[Saved entries]
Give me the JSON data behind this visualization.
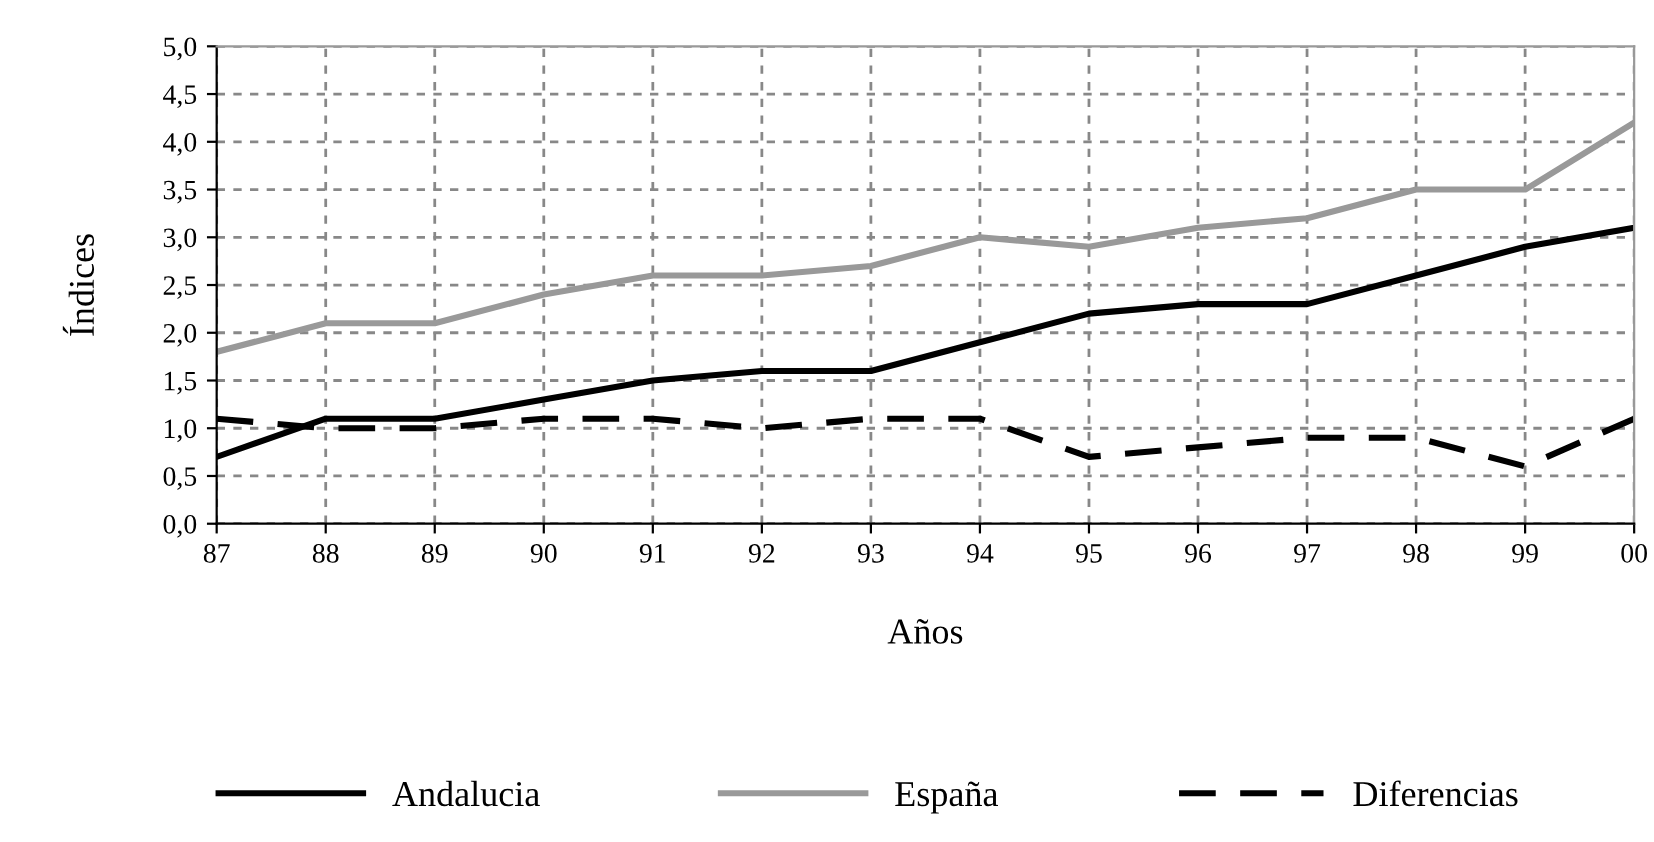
{
  "chart_data": {
    "type": "line",
    "xlabel": "Años",
    "ylabel": "Índices",
    "categories": [
      "87",
      "88",
      "89",
      "90",
      "91",
      "92",
      "93",
      "94",
      "95",
      "96",
      "97",
      "98",
      "99",
      "00"
    ],
    "series": [
      {
        "name": "Andalucia",
        "color": "#000000",
        "line_style": "solid",
        "values": [
          0.7,
          1.1,
          1.1,
          1.3,
          1.5,
          1.6,
          1.6,
          1.9,
          2.2,
          2.3,
          2.3,
          2.6,
          2.9,
          3.1
        ]
      },
      {
        "name": "España",
        "color": "#999999",
        "line_style": "solid",
        "values": [
          1.8,
          2.1,
          2.1,
          2.4,
          2.6,
          2.6,
          2.7,
          3.0,
          2.9,
          3.1,
          3.2,
          3.5,
          3.5,
          4.2
        ]
      },
      {
        "name": "Diferencias",
        "color": "#000000",
        "line_style": "dashed",
        "values": [
          1.1,
          1.0,
          1.0,
          1.1,
          1.1,
          1.0,
          1.1,
          1.1,
          0.7,
          0.8,
          0.9,
          0.9,
          0.6,
          1.1
        ]
      }
    ],
    "ylim": [
      0,
      5
    ],
    "yticks": [
      {
        "value": 0,
        "label": "0,0"
      },
      {
        "value": 0.5,
        "label": "0,5"
      },
      {
        "value": 1,
        "label": "1,0"
      },
      {
        "value": 1.5,
        "label": "1,5"
      },
      {
        "value": 2,
        "label": "2,0"
      },
      {
        "value": 2.5,
        "label": "2,5"
      },
      {
        "value": 3,
        "label": "3,0"
      },
      {
        "value": 3.5,
        "label": "3,5"
      },
      {
        "value": 4,
        "label": "4,0"
      },
      {
        "value": 4.5,
        "label": "4,5"
      },
      {
        "value": 5,
        "label": "5,0"
      }
    ],
    "grid": true,
    "legend": "bottom",
    "marker": "none"
  }
}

[Problem details] All the lines above are to be reproduced exactly, except the pictures.

[Written reply]
Give me the JSON data behind this visualization.
{
  "chart_data": {
    "type": "line",
    "xlabel": "Años",
    "ylabel": "Índices",
    "categories": [
      "87",
      "88",
      "89",
      "90",
      "91",
      "92",
      "93",
      "94",
      "95",
      "96",
      "97",
      "98",
      "99",
      "00"
    ],
    "series": [
      {
        "name": "Andalucia",
        "color": "#000000",
        "line_style": "solid",
        "values": [
          0.7,
          1.1,
          1.1,
          1.3,
          1.5,
          1.6,
          1.6,
          1.9,
          2.2,
          2.3,
          2.3,
          2.6,
          2.9,
          3.1
        ]
      },
      {
        "name": "España",
        "color": "#999999",
        "line_style": "solid",
        "values": [
          1.8,
          2.1,
          2.1,
          2.4,
          2.6,
          2.6,
          2.7,
          3.0,
          2.9,
          3.1,
          3.2,
          3.5,
          3.5,
          4.2
        ]
      },
      {
        "name": "Diferencias",
        "color": "#000000",
        "line_style": "dashed",
        "values": [
          1.1,
          1.0,
          1.0,
          1.1,
          1.1,
          1.0,
          1.1,
          1.1,
          0.7,
          0.8,
          0.9,
          0.9,
          0.6,
          1.1
        ]
      }
    ],
    "ylim": [
      0,
      5
    ],
    "yticks": [
      {
        "value": 0,
        "label": "0,0"
      },
      {
        "value": 0.5,
        "label": "0,5"
      },
      {
        "value": 1,
        "label": "1,0"
      },
      {
        "value": 1.5,
        "label": "1,5"
      },
      {
        "value": 2,
        "label": "2,0"
      },
      {
        "value": 2.5,
        "label": "2,5"
      },
      {
        "value": 3,
        "label": "3,0"
      },
      {
        "value": 3.5,
        "label": "3,5"
      },
      {
        "value": 4,
        "label": "4,0"
      },
      {
        "value": 4.5,
        "label": "4,5"
      },
      {
        "value": 5,
        "label": "5,0"
      }
    ],
    "grid": true,
    "legend": "bottom",
    "marker": "none"
  }
}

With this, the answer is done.